:: Supplied text ::
• • • •

13. ‘After Earth’ (2013)
Will Smith and son Jaden starred in this joyless sci-fi vanity project about a father and son centuries into the future, after mankind has left Earth, to only crash-land back on the ol’ home planet and survive all sorts of craziness. The elder Smith once called it "excruciating" and “the most painful failure of my career" (though he hadn’t seen “Collateral Beauty” yet, obviously.)
12. ‘Wide Awake’ (1998)
This might be news to some but Shyamalan did a kids’ comedy. With Rosie O’Donnell. About finding the Lord. (We’re not kidding.) The film’s cheesy late-‘90s look belies the rather uplifting existential quest of a 10-year-old Catholic school boy (Joseph Cross) who after the death of his grandpa (Robert Loggia) seeks to talk with God with the help of a Phillies-loving nun (O’Donnell).
11. ‘Lady in the Water’ (2006)

• • • •

:: Material supplied ::
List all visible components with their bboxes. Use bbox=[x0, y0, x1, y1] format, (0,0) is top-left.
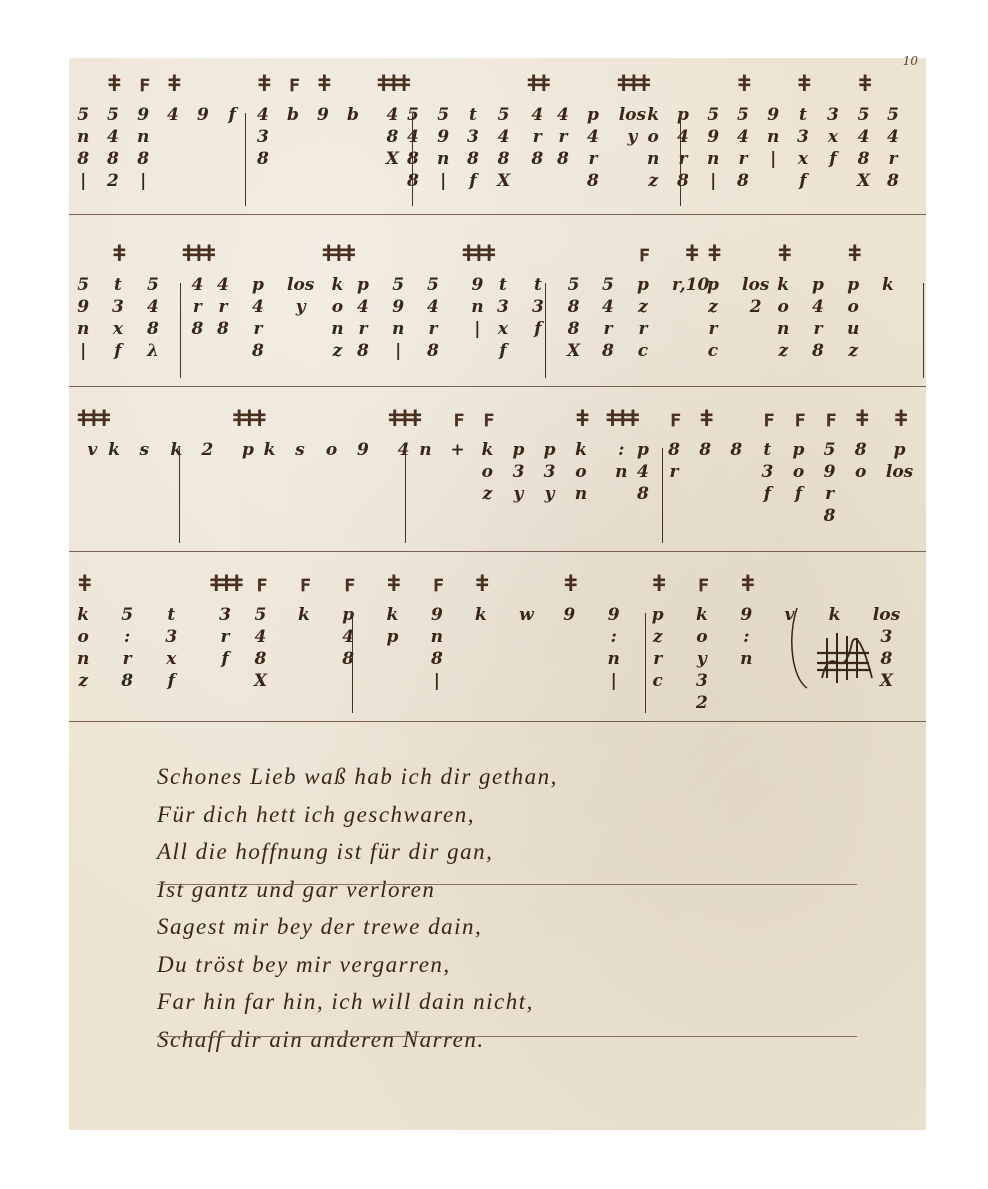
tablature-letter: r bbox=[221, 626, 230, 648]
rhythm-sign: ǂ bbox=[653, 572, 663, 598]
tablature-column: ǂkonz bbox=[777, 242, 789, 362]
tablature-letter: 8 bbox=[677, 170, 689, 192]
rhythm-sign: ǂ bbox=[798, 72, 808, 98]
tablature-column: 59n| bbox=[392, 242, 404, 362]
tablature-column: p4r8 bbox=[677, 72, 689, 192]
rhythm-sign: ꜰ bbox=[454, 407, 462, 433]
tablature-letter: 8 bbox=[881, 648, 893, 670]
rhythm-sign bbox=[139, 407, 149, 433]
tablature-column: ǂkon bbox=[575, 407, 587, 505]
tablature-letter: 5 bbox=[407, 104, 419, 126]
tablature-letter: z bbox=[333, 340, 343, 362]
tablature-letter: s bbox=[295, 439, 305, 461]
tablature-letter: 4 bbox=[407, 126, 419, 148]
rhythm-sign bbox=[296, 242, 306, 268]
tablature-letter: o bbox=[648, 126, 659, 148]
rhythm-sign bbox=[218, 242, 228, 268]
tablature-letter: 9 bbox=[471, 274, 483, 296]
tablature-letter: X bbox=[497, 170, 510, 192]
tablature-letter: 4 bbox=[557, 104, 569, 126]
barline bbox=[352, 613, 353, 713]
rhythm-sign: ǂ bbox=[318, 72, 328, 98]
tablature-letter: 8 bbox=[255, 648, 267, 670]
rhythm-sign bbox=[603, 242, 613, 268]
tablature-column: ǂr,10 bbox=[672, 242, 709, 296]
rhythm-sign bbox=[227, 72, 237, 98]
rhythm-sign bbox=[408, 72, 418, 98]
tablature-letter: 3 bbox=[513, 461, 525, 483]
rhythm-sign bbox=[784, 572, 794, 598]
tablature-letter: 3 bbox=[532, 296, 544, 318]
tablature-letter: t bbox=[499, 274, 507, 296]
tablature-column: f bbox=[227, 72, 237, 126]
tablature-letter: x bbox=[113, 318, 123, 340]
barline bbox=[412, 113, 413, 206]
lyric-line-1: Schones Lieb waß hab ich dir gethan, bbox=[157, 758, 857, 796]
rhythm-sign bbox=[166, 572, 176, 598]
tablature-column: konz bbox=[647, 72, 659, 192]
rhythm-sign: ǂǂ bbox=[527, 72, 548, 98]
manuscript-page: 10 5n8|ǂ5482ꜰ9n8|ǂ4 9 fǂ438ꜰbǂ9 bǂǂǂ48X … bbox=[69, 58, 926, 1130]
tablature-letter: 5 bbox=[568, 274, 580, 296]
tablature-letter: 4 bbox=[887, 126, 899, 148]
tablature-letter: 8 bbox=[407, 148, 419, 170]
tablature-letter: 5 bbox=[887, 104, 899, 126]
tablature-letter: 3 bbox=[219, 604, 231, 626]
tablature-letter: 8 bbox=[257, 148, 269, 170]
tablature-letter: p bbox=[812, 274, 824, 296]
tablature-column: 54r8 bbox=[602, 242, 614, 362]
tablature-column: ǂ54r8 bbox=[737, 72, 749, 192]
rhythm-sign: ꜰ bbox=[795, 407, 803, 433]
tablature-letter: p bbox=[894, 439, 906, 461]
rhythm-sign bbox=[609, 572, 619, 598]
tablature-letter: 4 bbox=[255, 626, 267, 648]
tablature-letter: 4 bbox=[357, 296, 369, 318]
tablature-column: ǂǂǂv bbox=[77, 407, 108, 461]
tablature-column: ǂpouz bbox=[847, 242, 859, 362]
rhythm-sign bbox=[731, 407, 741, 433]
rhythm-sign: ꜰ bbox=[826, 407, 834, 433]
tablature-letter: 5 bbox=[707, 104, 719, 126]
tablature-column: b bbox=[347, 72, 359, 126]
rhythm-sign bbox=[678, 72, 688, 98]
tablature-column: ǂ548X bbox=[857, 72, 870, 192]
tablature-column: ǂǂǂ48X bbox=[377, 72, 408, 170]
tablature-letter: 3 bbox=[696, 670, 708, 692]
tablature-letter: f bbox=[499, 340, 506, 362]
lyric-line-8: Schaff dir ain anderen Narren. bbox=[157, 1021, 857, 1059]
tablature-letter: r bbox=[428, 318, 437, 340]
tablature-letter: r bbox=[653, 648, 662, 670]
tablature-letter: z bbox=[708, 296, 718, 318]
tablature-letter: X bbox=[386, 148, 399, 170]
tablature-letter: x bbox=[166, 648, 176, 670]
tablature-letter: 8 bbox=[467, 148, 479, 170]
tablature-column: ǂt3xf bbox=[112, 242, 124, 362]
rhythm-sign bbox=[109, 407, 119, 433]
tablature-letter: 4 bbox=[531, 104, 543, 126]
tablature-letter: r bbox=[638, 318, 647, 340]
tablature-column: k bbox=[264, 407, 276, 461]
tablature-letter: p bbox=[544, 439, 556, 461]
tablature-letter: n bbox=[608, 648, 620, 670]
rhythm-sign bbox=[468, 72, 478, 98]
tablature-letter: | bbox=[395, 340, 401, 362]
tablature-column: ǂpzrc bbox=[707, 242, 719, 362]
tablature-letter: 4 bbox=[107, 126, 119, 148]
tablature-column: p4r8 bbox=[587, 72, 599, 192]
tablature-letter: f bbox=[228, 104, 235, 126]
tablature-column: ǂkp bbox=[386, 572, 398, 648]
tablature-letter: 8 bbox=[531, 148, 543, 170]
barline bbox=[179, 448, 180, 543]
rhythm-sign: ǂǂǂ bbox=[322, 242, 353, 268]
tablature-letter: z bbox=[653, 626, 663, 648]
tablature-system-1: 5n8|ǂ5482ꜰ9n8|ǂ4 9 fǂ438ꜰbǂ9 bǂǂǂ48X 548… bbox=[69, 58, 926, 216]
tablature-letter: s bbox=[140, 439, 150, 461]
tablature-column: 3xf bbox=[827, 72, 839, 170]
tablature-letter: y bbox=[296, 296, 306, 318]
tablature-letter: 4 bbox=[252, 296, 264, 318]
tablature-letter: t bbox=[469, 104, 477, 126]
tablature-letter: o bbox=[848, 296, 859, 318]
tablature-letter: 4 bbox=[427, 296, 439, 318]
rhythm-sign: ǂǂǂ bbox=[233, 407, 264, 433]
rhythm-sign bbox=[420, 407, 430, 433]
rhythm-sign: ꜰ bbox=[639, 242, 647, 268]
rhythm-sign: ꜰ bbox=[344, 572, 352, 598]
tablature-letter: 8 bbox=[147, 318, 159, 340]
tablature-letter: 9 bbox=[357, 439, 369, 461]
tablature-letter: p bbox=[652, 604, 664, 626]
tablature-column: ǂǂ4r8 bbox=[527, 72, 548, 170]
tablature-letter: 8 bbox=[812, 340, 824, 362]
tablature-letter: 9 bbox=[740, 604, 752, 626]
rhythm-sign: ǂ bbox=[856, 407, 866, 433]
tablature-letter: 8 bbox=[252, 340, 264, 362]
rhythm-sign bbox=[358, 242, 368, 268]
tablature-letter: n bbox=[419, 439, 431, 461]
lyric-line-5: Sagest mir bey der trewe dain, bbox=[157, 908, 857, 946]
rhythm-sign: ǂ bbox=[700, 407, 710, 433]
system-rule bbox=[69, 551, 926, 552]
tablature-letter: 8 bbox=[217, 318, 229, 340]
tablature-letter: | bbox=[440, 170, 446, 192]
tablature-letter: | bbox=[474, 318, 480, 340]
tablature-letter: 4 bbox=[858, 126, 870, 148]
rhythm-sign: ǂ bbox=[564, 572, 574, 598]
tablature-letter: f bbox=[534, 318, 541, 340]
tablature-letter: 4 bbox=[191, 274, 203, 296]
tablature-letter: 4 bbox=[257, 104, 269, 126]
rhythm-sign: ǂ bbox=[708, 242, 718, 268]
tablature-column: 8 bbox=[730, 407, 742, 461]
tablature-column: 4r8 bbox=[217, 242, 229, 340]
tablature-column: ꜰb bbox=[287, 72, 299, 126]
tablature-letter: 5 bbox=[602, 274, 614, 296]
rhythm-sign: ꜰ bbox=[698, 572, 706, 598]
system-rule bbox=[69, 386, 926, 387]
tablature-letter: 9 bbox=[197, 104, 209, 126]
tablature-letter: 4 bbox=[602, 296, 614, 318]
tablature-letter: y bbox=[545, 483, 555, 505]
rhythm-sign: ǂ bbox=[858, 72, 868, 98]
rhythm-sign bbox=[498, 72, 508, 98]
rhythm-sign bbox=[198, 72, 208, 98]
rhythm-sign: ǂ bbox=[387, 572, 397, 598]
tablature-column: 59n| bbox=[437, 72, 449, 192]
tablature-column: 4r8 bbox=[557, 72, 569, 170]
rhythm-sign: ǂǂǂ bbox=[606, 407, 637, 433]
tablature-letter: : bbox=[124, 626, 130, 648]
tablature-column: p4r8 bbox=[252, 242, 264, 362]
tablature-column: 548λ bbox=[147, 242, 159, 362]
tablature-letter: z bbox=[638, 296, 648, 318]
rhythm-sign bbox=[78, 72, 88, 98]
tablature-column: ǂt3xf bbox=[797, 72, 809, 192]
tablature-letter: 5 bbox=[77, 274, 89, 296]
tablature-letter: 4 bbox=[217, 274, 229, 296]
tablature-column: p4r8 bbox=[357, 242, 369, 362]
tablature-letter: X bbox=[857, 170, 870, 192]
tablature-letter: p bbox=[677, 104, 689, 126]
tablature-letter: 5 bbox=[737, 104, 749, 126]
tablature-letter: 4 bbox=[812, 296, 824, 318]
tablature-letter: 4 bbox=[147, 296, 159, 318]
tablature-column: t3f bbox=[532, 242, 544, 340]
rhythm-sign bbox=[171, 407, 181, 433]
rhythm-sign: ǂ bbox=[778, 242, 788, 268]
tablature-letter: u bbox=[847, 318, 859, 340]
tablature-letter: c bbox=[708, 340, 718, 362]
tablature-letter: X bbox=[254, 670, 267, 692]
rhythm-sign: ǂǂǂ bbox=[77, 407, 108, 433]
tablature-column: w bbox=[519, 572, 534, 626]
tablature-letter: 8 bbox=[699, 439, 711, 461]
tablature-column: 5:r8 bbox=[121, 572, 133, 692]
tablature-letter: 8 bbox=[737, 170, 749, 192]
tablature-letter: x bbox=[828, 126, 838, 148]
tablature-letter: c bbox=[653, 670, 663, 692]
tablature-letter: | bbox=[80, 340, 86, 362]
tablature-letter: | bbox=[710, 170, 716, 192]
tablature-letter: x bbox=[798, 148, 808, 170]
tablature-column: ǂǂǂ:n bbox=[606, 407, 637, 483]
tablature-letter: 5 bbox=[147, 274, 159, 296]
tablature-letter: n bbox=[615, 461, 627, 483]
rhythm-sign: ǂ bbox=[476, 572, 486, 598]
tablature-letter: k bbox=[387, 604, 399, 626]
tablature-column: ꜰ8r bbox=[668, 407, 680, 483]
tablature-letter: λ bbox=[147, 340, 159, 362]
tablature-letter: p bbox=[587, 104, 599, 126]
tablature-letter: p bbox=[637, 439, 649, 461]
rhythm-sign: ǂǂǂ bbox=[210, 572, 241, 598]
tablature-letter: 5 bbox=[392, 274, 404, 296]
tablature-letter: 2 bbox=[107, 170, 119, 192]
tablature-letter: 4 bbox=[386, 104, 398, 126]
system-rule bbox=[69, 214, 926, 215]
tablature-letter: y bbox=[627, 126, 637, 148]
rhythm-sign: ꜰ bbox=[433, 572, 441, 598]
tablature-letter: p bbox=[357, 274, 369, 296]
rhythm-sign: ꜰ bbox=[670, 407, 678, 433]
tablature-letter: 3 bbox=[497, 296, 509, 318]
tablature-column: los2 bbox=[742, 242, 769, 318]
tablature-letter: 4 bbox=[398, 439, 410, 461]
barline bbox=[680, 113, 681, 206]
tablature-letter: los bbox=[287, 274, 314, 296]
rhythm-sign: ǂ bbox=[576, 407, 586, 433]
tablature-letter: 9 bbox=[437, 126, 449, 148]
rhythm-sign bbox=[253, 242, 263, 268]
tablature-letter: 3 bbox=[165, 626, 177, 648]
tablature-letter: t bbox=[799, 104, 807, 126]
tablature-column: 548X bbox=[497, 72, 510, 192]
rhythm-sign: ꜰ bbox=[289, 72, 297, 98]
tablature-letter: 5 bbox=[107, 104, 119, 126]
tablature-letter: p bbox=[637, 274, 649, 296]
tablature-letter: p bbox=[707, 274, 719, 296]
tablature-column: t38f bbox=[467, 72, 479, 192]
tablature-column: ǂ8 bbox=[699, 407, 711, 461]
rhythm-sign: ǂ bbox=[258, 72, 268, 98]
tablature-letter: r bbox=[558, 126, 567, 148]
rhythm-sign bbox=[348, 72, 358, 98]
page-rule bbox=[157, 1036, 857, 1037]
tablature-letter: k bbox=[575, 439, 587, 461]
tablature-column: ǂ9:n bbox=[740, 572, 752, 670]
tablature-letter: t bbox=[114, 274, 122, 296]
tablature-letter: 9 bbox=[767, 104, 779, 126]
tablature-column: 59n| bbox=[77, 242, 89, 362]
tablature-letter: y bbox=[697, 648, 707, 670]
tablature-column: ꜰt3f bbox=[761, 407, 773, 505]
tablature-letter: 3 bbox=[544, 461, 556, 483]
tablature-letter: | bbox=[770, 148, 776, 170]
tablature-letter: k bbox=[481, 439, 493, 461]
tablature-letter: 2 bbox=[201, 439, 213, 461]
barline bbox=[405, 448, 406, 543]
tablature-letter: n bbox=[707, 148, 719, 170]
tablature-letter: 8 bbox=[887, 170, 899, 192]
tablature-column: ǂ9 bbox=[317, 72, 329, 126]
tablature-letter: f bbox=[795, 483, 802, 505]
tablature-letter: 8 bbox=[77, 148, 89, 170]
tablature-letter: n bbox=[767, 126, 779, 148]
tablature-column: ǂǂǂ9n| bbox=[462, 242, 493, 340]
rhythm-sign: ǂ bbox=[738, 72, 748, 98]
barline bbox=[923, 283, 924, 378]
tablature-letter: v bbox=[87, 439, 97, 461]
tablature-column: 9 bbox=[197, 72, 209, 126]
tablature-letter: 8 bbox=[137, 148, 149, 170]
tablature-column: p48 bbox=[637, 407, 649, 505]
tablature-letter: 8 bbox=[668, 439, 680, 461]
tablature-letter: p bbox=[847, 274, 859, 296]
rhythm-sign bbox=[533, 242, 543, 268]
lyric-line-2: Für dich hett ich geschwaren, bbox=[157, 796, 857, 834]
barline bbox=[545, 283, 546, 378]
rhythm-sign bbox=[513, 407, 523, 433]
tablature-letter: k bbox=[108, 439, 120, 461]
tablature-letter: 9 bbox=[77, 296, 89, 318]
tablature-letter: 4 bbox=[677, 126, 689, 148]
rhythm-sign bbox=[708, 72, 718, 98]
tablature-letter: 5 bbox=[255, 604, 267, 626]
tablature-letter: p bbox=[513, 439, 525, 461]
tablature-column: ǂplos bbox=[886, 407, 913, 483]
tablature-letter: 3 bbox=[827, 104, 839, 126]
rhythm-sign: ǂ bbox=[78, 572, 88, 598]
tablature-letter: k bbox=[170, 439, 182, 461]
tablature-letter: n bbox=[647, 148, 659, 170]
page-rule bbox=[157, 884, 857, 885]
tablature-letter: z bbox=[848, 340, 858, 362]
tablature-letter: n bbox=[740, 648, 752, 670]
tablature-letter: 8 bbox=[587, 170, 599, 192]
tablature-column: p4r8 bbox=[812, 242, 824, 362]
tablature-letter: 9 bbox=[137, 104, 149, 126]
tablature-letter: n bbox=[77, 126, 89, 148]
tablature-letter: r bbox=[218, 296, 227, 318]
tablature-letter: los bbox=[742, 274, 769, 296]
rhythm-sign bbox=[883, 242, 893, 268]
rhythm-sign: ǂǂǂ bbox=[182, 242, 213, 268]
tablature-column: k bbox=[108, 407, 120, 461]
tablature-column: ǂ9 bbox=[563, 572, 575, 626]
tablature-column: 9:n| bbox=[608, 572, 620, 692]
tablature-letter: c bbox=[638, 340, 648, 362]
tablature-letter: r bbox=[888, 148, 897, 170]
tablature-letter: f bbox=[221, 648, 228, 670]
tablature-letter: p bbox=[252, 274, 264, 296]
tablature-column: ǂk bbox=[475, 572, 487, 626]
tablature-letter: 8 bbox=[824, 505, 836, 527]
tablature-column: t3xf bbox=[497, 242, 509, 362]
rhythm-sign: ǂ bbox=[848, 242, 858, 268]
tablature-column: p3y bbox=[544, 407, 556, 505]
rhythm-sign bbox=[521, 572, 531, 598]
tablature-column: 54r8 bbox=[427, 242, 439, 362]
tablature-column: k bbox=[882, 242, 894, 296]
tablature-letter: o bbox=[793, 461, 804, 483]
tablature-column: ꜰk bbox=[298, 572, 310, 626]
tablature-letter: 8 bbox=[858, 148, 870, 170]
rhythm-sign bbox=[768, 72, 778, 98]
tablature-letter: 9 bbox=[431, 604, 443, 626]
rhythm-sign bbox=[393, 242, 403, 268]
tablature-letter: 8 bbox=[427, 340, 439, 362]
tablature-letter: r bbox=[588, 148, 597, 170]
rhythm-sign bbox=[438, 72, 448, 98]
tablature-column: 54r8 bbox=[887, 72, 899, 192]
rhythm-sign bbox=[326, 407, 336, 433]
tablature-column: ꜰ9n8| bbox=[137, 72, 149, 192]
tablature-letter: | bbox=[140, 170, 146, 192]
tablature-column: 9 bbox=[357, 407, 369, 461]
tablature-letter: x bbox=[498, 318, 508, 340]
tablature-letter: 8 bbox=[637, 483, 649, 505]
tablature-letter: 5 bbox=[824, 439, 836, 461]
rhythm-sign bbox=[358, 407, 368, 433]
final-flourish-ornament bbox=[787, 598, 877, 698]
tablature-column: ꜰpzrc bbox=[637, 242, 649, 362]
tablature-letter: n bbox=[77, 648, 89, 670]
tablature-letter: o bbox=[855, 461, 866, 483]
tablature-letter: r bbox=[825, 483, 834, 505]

• • • •

:: Task prompt ::
In the film rankings, copy the passage from "13. ‘After Earth’" to "12. ‘Wide Awake’ (1998)", switching "sci-fi" to "science fiction".

:: Response below ::
13. ‘After Earth’ (2013)
Will Smith and son Jaden starred in this joyless science fiction vanity project about a father and son centuries into the future, after mankind has left Earth, to only crash-land back on the ol’ home planet and survive all sorts of craziness. The elder Smith once called it "excruciating" and “the most painful failure of my career" (though he hadn’t seen “Collateral Beauty” yet, obviously.)
12. ‘Wide Awake’ (1998)